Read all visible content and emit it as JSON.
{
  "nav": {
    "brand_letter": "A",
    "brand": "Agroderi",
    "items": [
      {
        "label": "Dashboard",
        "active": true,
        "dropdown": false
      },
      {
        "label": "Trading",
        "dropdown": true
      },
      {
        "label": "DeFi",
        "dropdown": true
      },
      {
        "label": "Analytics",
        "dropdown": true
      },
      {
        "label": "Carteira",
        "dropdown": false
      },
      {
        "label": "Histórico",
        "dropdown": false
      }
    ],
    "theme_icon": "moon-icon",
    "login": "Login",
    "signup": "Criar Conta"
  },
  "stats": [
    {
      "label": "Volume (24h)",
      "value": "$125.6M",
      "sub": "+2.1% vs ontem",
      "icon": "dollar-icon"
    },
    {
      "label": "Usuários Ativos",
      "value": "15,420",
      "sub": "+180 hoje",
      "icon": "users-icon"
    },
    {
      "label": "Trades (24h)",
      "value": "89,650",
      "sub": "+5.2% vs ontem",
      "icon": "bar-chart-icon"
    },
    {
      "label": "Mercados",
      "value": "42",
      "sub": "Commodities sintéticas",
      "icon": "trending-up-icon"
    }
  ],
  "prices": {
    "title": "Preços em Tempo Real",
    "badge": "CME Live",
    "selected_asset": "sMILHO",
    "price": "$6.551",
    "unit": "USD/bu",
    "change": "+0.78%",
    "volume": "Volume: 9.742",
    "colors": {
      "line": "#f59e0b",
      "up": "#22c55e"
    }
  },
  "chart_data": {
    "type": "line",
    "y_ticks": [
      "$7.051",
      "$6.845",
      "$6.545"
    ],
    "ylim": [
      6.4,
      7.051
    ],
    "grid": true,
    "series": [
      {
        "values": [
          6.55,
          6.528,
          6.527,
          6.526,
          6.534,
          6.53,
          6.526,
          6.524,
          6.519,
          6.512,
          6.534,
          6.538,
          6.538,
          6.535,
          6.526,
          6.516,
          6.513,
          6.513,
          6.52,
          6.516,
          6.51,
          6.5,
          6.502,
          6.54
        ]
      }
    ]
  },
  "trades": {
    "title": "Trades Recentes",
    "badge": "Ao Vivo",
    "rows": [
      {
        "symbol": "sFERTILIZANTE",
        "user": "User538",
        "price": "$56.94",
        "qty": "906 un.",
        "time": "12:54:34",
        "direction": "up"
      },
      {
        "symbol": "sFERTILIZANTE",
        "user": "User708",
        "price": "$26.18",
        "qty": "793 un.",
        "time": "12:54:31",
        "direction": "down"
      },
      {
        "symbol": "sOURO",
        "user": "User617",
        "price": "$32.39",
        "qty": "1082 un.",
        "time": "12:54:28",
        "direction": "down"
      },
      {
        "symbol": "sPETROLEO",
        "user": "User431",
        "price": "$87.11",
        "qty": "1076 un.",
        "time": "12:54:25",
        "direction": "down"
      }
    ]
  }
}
━━━━━━━━━━━━━━━━━━━━━━━━━━━━━━
### Job
Find the string "title" in the listing and return every line that holds it.

### Task result
    "title": "Preços em Tempo Real",
    "title": "Trades Recentes",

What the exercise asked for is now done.